***** Provided entries
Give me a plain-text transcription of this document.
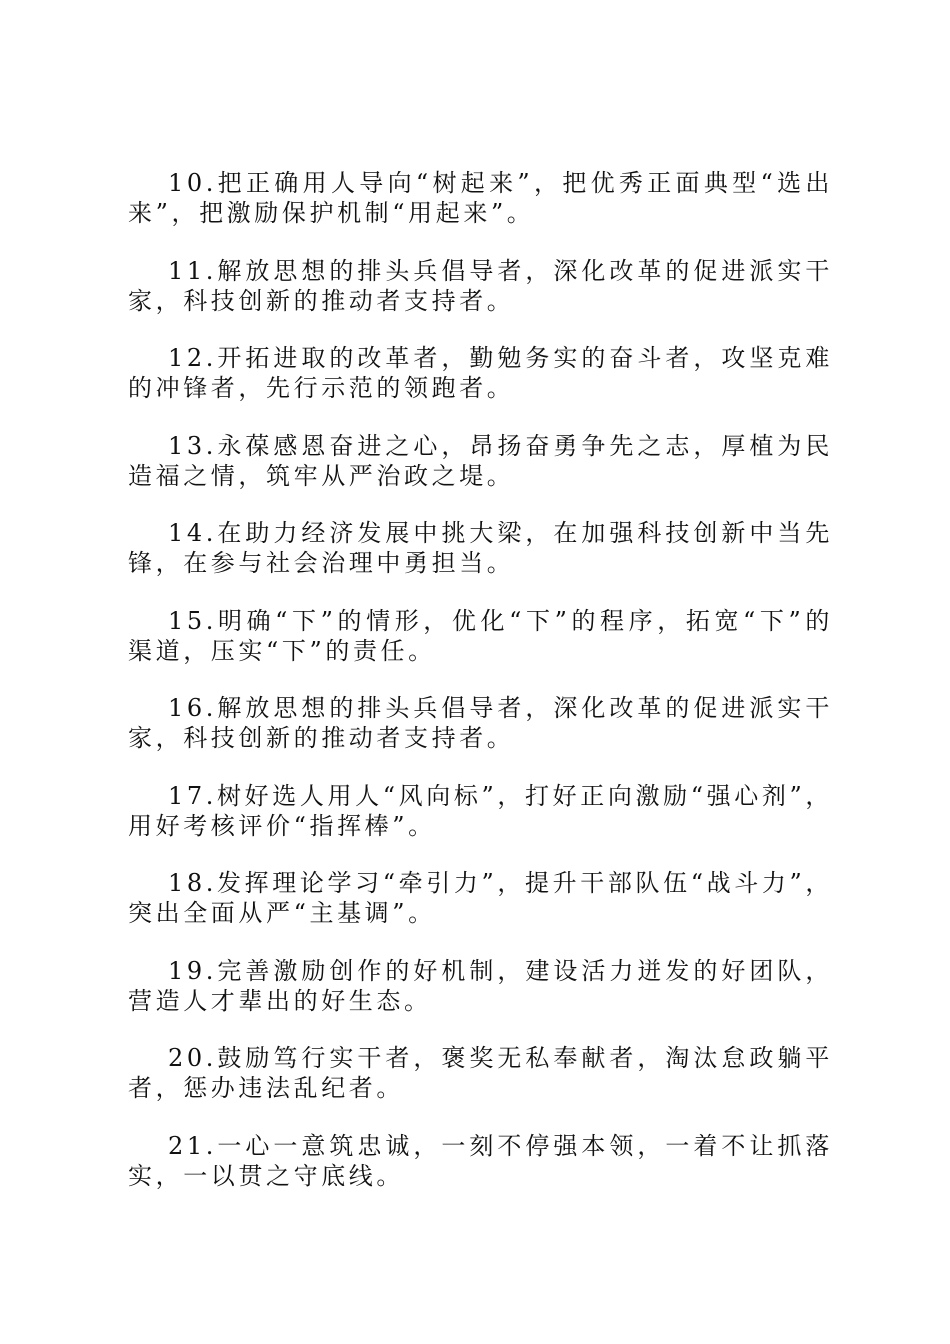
10.把正确用人导向“树起来”，把优秀正面典型“选出来”，把激励保护机制“用起来”。

11.解放思想的排头兵倡导者，深化改革的促进派实干家，科技创新的推动者支持者。

12.开拓进取的改革者，勤勉务实的奋斗者，攻坚克难的冲锋者，先行示范的领跑者。

13.永葆感恩奋进之心，昂扬奋勇争先之志，厚植为民造福之情，筑牢从严治政之堤。

14.在助力经济发展中挑大梁，在加强科技创新中当先锋，在参与社会治理中勇担当。

15.明确“下”的情形，优化“下”的程序，拓宽“下”的渠道，压实“下”的责任。

16.解放思想的排头兵倡导者，深化改革的促进派实干家，科技创新的推动者支持者。

17.树好选人用人“风向标”，打好正向激励“强心剂”，用好考核评价“指挥棒”。

18.发挥理论学习“牵引力”，提升干部队伍“战斗力”，突出全面从严“主基调”。

19.完善激励创作的好机制，建设活力迸发的好团队，营造人才辈出的好生态。

20.鼓励笃行实干者，褒奖无私奉献者，淘汰怠政躺平者，惩办违法乱纪者。

21.一心一意筑忠诚，一刻不停强本领，一着不让抓落实，一以贯之守底线。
**********
• What is needed: Omitting all images, print the listing exactly.

• Finished answer:
Give me a plain-text transcription of this document.
10.把正确用人导向“树起来”，把优秀正面典型“选出来”，把激励保护机制“用起来”。

11.解放思想的排头兵倡导者，深化改革的促进派实干家，科技创新的推动者支持者。

12.开拓进取的改革者，勤勉务实的奋斗者，攻坚克难的冲锋者，先行示范的领跑者。

13.永葆感恩奋进之心，昂扬奋勇争先之志，厚植为民造福之情，筑牢从严治政之堤。

14.在助力经济发展中挑大梁，在加强科技创新中当先锋，在参与社会治理中勇担当。

15.明确“下”的情形，优化“下”的程序，拓宽“下”的渠道，压实“下”的责任。

16.解放思想的排头兵倡导者，深化改革的促进派实干家，科技创新的推动者支持者。

17.树好选人用人“风向标”，打好正向激励“强心剂”，用好考核评价“指挥棒”。

18.发挥理论学习“牵引力”，提升干部队伍“战斗力”，突出全面从严“主基调”。

19.完善激励创作的好机制，建设活力迸发的好团队，营造人才辈出的好生态。

20.鼓励笃行实干者，褒奖无私奉献者，淘汰怠政躺平者，惩办违法乱纪者。

21.一心一意筑忠诚，一刻不停强本领，一着不让抓落实，一以贯之守底线。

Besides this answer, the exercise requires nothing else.